## begin Quoted text

Feminine Markers (continued)

 

2. Extended 'alif

 

-aa'<

ـَاْء

 

 

The second feminine marker in Arabic singular nouns is a terminal weak 'alif (a long A vowel -aa ـَاْ ) followed by a consonant 'alif or hamza(t) (a glottal stop ء).

 

This ending is called an "extended 'alif" الأَلِفُ الْمَمْدُوْدَةُ because the presence of the final hamza(t) allows for the long A to be fully pronounced rather than shortened. Nouns that end with an extended 'alif are called "extended nouns."

 

As far as I can guess, the -aa'< ـاء  is altered from the following original form:

 

 -aa(t)

ـَاْة

 

-aat  -aah  -aa'<

 

The ending -aa(t) is the alternative version in Classical Arabic of the standard feminine plural ending -aat ـَاْت , and it can also appear suffixed in irregular plural stems. The evolution of this marker seems to me quite similar to that of the tied taa'< -a(t) as they are probably cognates.

 

Anyway, being a "marker" means that the ـاء is suffixed to stems, so it is composed of "additional letters" but not any "original letters" (i.e. not any letters that belong to the root of the word).

 

Since that true nouns in Arabic must have a minimum of three original letters, the ـا must be fourth letter or beyond in a noun (i.e. the noun has five letters or more) in order for the two letters of the ـاء to be additional (and thus a feminine marker). If the ـا is third letter, then one of the two letters of the ـاء (the ء) would have to be an original letter.

 

However, this does not mean that if the ـا is fourth letter or beyond the ـاء will be always an additional feminine marker. This is because derived nouns, including ones with five letters or more, commonly end with ـاء that is not a feminine marker and which has a totally different origin.

 

Derived nouns, or verbids, are nouns that are derived from verbs (particularly perfective verbs). Most nouns in Arabic are derived nouns. Derived nouns are several classes (verbal nouns, participles, agent nouns, time and place nouns, and tool nouns) and each class has its standard patterns or structures in which roots can be plugged.

 

Some of the derived noun structures, particularly those of verbal nouns, emphatic active participles, and tool nouns commonly have the following ending:

 

Common Ending of Verbal Nouns

(Case-ending removed)

-aal

ـَاْل

Where l is a variable final root-letter, and the aa is fixed and additional.

 

The problem arises when the final root letter is hamza(t), because the ending will look just like the feminine marker -aa'< although it is not one.

## end Quoted text

= Exercise objective =
Copy the passage on Arabic feminine markers starting at "Anyway, being a" and ending at "totally different origin.", substituting "extra" for "additional" wherever it occurs.

## begin Given records

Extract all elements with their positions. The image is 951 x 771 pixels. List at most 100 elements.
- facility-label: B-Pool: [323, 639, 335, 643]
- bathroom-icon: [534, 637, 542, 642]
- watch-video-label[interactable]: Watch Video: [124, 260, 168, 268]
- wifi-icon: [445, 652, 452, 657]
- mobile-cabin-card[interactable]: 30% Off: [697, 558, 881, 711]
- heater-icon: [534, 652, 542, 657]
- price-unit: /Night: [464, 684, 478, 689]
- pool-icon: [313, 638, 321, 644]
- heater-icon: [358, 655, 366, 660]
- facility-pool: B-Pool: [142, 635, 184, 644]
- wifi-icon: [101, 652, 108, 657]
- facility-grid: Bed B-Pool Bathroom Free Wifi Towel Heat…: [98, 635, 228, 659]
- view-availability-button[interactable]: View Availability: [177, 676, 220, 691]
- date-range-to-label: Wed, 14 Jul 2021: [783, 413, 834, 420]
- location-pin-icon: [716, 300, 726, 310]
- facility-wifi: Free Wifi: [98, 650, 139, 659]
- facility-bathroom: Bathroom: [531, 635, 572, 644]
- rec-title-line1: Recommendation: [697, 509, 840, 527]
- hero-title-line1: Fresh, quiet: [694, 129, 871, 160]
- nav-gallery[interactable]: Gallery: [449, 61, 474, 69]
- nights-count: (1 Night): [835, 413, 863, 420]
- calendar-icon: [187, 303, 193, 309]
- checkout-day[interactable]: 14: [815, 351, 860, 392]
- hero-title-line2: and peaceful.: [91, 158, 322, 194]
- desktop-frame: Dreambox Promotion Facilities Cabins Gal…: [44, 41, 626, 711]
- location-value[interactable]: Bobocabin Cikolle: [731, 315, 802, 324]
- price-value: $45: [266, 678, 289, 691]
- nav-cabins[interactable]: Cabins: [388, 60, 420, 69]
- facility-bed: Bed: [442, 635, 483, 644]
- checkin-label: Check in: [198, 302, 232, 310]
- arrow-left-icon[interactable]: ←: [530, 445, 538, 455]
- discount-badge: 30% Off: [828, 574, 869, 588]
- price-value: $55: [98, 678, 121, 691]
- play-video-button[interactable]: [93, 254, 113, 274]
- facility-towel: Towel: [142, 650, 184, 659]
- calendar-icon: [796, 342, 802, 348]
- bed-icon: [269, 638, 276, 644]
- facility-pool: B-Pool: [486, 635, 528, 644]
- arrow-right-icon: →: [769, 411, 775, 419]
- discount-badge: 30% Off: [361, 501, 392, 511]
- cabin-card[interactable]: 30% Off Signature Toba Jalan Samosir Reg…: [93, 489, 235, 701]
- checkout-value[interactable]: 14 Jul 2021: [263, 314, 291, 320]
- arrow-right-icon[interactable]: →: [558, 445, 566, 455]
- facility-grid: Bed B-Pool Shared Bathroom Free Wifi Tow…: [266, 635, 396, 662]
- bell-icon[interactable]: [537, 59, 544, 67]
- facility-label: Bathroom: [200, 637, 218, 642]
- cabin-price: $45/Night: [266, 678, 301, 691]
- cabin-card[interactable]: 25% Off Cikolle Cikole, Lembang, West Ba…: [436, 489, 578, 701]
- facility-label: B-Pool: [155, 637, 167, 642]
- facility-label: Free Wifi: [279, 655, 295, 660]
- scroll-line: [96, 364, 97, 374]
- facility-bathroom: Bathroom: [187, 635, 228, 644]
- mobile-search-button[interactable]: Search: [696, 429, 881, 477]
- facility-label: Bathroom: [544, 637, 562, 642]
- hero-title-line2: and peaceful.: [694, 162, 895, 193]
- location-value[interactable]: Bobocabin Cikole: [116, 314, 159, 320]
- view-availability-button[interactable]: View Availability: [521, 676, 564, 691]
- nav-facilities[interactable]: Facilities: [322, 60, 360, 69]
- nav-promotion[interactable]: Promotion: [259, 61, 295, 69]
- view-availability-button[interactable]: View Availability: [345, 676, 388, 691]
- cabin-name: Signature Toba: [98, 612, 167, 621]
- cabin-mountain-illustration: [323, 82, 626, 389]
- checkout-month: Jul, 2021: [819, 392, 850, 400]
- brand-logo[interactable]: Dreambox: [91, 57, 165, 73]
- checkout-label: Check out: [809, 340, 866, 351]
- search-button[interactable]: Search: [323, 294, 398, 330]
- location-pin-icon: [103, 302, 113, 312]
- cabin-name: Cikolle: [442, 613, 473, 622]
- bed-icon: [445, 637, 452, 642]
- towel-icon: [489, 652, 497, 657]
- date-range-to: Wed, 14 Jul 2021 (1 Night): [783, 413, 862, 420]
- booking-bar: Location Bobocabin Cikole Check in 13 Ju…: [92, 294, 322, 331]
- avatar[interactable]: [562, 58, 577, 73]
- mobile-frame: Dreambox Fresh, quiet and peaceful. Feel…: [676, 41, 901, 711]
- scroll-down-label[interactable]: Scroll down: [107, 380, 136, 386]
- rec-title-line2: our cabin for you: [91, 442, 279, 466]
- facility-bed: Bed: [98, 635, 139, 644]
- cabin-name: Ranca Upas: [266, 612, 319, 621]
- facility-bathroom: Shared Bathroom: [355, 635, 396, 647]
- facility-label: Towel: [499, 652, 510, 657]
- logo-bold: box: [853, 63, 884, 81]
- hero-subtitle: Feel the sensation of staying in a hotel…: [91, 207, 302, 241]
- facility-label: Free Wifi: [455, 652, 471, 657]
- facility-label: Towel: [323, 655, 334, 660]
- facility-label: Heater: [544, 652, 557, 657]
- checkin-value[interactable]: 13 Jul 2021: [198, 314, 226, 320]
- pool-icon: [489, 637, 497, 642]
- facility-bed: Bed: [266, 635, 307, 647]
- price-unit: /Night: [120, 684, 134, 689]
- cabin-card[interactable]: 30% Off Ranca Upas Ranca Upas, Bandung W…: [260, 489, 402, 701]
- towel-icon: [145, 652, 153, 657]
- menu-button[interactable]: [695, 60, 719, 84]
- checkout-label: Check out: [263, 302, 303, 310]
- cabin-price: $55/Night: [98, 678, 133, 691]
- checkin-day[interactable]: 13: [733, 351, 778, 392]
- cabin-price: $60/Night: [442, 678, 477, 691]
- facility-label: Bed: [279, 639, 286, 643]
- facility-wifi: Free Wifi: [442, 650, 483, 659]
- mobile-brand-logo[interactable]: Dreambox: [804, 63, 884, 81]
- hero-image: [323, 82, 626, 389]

## end Given records

= Problem solution =
Anyway, being a "marker" means that the ـاء is suffixed to stems, so it is composed of "extra letters" but not any "original letters" (i.e. not any letters that belong to the root of the word).

 

Since that true nouns in Arabic must have a minimum of three original letters, the ـا must be fourth letter or beyond in a noun (i.e. the noun has five letters or more) in order for the two letters of the ـاء to be extra (and thus a feminine marker). If the ـا is third letter, then one of the two letters of the ـاء (the ء) would have to be an original letter.

 

However, this does not mean that if the ـا is fourth letter or beyond the ـاء will be always an extra feminine marker. This is because derived nouns, including ones with five letters or more, commonly end with ـاء that is not a feminine marker and which has a totally different origin.